─── Available data

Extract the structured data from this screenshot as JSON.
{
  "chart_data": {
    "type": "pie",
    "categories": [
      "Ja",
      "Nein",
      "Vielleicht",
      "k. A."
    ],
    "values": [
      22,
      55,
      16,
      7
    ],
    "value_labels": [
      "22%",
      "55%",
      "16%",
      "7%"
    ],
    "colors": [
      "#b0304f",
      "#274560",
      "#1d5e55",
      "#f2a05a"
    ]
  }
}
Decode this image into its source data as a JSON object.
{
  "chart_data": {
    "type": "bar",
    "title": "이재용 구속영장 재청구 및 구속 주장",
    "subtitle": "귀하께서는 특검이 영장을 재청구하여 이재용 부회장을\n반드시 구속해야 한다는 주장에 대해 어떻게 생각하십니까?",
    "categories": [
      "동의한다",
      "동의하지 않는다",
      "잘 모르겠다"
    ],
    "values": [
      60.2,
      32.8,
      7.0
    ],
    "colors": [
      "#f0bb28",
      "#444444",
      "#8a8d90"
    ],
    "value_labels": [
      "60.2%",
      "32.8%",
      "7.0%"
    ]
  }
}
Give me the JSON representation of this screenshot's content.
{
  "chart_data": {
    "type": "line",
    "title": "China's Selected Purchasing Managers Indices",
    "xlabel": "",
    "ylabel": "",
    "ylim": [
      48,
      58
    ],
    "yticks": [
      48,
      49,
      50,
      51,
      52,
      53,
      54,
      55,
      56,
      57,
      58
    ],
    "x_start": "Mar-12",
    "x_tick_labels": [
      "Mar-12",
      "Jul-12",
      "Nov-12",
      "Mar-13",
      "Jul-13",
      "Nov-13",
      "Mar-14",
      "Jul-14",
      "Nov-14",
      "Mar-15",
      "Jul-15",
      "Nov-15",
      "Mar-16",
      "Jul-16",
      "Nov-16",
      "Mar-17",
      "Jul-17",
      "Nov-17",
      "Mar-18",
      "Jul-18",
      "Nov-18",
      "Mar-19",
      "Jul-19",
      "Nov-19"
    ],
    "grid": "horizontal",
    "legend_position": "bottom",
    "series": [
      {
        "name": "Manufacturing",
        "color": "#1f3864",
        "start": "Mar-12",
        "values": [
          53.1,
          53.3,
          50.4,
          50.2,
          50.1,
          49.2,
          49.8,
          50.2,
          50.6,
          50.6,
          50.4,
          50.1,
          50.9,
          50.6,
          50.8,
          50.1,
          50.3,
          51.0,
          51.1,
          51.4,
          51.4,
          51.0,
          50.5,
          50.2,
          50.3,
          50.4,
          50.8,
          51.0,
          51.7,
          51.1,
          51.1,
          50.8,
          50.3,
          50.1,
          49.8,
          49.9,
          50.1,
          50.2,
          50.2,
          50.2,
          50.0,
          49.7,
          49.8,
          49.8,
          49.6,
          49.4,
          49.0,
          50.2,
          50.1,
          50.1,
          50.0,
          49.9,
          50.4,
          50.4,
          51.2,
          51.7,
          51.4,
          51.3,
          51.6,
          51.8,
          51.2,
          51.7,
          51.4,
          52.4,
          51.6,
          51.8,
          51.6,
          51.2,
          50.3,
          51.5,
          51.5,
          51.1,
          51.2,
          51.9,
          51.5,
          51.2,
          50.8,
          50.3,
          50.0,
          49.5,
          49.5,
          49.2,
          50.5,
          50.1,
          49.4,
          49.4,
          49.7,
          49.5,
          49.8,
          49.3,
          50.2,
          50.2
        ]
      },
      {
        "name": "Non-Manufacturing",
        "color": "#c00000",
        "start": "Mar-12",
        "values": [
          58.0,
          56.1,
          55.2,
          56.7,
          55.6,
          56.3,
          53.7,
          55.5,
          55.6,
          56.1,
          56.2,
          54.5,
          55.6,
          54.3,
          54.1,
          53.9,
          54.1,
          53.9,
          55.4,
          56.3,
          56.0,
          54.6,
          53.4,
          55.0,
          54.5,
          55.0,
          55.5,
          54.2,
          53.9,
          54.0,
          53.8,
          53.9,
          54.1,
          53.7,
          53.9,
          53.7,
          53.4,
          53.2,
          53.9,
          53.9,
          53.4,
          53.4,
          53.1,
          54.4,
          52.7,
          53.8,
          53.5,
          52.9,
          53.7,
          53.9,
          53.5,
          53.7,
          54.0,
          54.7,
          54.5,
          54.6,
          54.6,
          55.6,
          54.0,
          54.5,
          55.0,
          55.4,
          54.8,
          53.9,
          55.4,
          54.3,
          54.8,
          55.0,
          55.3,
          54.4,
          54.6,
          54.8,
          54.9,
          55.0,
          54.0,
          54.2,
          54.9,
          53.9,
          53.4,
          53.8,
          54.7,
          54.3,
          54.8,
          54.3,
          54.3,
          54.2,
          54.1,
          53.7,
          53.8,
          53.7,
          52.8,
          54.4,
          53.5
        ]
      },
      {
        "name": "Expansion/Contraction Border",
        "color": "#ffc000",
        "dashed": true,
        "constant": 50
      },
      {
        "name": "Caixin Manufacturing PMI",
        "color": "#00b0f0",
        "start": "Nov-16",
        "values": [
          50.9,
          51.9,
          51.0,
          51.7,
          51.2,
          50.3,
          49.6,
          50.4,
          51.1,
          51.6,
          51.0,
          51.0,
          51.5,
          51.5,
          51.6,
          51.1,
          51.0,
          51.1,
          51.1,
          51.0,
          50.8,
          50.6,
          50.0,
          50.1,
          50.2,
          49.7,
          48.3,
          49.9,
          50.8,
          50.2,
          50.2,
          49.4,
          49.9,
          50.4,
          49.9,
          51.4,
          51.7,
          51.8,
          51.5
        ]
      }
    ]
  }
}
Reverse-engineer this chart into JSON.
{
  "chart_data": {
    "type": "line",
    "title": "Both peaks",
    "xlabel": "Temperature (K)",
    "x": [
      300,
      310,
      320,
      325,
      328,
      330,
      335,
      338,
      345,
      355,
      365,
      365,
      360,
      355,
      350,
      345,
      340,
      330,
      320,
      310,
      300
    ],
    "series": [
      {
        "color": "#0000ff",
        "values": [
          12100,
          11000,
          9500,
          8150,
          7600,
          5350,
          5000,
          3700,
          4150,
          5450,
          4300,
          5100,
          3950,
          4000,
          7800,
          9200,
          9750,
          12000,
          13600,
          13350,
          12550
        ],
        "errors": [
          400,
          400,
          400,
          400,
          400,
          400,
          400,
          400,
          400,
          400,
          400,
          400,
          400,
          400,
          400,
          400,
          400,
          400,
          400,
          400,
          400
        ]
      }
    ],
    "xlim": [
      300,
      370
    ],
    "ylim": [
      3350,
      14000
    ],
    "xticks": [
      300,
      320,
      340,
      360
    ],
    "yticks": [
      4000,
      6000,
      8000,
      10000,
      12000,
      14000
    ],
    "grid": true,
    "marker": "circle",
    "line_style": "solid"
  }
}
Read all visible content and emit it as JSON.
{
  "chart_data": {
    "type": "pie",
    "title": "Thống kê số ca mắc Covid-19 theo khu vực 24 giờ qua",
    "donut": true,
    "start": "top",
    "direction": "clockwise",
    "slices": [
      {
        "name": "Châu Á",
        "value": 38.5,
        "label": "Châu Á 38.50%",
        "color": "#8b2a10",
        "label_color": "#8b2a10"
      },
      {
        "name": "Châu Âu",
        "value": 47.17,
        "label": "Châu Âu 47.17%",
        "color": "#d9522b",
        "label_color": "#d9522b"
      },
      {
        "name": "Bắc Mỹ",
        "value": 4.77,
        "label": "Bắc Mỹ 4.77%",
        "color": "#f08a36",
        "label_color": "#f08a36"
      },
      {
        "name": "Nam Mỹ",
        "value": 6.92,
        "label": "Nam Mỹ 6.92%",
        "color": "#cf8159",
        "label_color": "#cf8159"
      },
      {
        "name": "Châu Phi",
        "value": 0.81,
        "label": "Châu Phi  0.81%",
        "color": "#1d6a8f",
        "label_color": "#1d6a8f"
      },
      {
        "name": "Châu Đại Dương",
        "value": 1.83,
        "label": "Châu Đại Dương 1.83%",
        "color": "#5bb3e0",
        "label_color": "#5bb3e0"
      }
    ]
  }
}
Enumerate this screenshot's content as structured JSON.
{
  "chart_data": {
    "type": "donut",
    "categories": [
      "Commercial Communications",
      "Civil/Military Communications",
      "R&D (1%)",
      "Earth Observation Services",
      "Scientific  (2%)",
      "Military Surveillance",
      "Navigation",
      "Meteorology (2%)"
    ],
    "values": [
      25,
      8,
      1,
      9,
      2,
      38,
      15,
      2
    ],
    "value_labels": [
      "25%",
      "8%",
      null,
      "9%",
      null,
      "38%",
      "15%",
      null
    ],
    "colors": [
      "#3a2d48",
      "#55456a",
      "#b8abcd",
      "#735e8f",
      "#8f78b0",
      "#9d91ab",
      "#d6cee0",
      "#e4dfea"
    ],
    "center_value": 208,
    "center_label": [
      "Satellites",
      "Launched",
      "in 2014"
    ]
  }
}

──────

How many lines in the records above contain the word "content"? Give only the number.

3